**TASK TO COMPLETE**: Pull out each line of the data that includes the word "journal".

(Data records)
::::

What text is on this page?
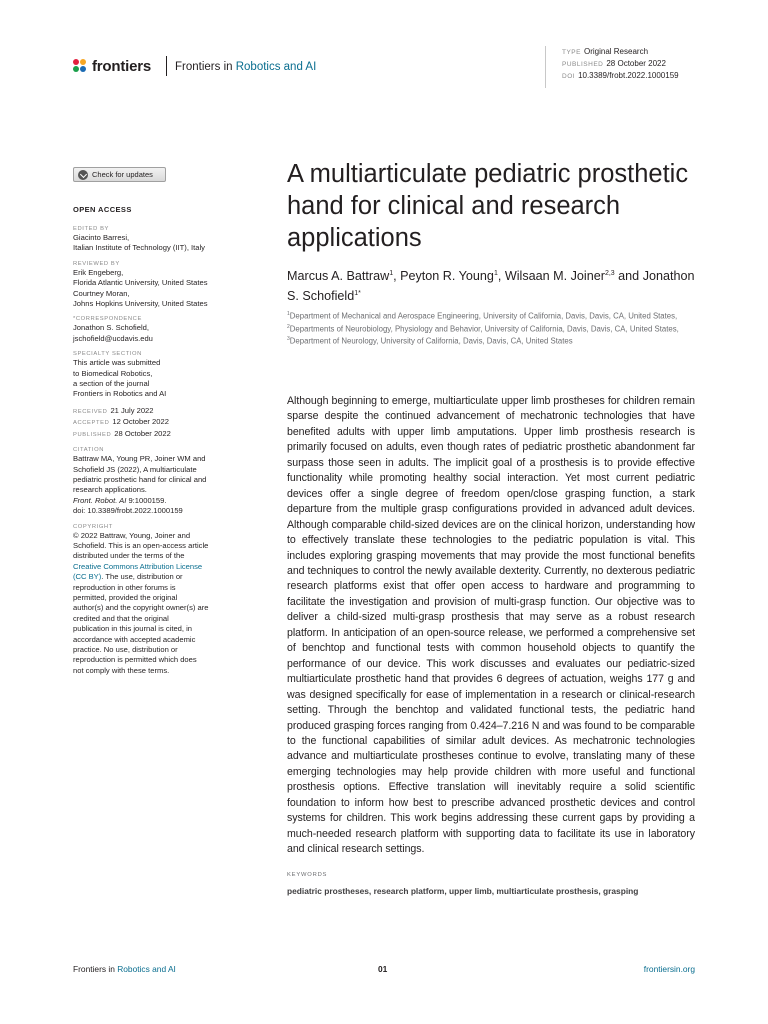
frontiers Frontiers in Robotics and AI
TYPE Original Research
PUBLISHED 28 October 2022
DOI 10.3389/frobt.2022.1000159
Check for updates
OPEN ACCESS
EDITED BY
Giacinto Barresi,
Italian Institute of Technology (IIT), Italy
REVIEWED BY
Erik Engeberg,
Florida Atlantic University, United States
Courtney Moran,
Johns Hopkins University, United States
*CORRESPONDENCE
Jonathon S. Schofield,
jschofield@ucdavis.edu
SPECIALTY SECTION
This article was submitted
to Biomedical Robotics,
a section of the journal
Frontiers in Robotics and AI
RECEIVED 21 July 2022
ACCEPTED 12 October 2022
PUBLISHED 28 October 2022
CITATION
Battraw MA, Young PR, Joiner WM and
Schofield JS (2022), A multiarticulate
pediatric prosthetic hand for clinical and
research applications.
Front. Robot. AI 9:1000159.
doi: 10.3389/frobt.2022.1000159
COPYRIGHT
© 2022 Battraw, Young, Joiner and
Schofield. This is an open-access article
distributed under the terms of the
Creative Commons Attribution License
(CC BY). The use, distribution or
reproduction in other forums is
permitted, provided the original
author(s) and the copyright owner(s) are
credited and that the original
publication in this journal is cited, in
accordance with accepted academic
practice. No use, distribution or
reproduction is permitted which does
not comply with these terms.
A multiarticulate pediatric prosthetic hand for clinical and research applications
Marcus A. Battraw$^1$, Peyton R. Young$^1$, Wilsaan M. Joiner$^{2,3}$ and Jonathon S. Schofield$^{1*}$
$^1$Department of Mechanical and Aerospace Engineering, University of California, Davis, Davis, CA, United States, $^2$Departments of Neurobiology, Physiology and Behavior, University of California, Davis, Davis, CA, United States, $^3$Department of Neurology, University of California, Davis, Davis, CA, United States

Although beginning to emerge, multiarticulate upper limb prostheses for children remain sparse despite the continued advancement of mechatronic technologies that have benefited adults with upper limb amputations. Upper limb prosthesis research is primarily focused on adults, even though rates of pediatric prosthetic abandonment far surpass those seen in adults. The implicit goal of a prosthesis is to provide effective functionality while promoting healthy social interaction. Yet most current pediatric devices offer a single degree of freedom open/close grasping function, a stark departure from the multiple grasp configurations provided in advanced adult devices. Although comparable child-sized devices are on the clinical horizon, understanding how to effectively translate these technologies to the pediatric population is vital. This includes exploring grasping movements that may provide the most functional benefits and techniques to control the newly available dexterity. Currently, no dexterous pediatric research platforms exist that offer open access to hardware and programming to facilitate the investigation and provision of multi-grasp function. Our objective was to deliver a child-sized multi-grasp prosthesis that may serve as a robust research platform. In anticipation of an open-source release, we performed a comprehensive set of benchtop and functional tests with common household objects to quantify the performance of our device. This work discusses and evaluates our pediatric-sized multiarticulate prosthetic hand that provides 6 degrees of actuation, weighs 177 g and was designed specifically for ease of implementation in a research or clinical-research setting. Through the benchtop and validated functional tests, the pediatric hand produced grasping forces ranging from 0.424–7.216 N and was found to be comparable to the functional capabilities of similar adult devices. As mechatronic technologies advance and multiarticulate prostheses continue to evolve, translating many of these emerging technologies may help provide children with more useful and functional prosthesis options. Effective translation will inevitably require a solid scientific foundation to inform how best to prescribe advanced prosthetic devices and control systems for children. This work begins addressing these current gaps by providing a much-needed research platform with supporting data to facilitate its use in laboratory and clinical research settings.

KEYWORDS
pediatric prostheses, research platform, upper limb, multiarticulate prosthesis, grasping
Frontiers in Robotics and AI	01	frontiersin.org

::::

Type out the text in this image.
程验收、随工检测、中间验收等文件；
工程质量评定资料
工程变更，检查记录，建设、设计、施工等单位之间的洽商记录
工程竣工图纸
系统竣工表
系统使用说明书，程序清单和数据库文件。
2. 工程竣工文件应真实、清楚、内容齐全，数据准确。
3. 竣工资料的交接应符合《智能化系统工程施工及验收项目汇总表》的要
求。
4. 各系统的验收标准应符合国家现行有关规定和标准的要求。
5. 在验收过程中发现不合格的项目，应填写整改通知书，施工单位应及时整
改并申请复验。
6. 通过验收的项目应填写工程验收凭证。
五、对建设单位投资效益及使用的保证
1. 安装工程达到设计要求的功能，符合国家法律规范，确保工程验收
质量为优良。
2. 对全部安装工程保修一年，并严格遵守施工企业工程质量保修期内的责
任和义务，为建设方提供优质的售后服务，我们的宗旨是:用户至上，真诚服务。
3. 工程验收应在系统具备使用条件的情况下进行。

::::

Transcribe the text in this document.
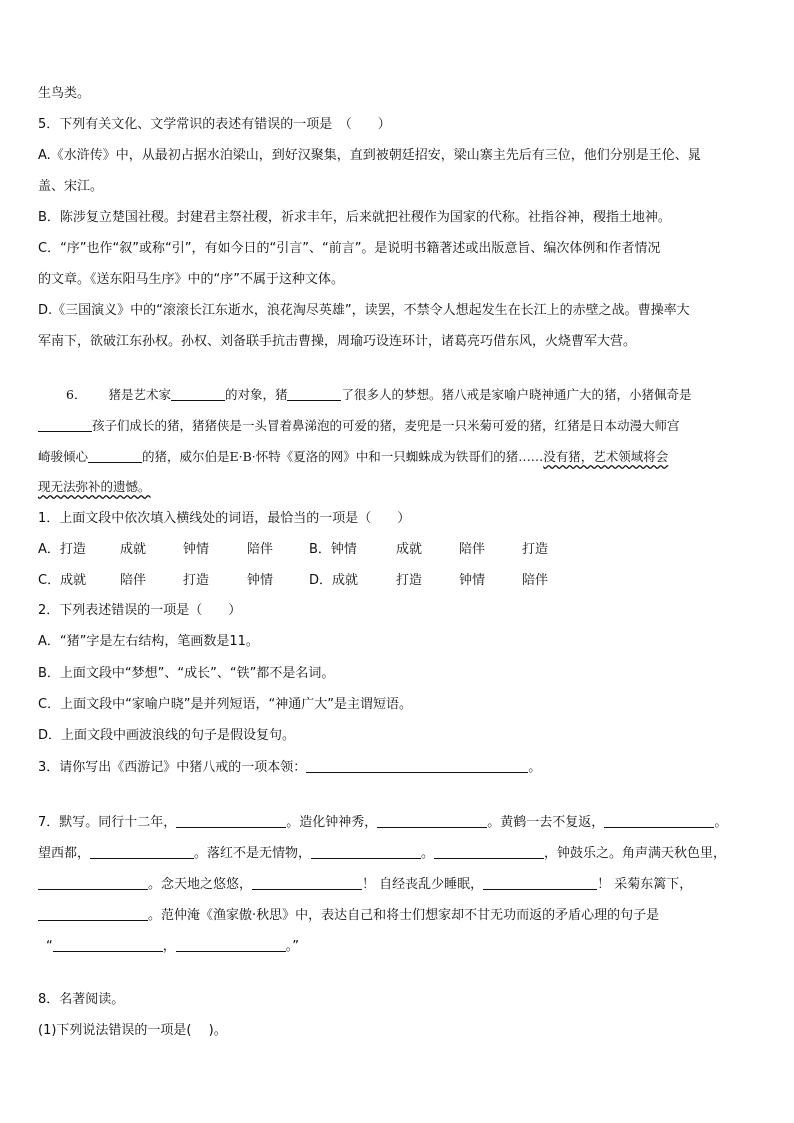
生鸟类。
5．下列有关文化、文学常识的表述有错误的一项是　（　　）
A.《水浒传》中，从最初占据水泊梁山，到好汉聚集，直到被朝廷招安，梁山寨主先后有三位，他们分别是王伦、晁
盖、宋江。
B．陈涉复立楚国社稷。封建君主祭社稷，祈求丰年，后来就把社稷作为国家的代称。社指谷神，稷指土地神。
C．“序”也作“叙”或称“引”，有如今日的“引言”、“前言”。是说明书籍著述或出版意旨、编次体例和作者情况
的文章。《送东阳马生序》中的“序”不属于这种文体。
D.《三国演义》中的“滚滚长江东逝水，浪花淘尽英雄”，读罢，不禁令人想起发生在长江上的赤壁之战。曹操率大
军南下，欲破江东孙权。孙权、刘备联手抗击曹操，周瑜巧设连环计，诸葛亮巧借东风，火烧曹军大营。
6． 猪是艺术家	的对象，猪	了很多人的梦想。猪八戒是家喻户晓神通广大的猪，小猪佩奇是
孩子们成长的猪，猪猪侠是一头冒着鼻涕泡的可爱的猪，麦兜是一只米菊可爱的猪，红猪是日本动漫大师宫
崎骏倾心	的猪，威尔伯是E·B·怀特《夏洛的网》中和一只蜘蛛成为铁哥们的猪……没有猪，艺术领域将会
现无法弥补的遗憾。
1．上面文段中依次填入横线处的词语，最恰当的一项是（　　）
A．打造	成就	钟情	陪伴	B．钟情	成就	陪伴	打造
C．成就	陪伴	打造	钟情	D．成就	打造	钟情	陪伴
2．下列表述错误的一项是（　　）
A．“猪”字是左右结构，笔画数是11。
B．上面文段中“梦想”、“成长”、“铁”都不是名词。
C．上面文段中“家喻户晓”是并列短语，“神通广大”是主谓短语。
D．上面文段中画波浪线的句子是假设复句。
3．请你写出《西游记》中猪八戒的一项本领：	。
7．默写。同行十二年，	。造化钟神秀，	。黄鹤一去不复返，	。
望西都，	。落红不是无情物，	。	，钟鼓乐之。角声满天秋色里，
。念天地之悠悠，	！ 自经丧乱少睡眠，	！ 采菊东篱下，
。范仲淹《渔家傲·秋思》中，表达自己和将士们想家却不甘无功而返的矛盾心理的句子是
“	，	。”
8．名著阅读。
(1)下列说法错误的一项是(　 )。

::::

**ANSWER TO THIS TASK**:
a section of the journal
publication in this journal is cited, in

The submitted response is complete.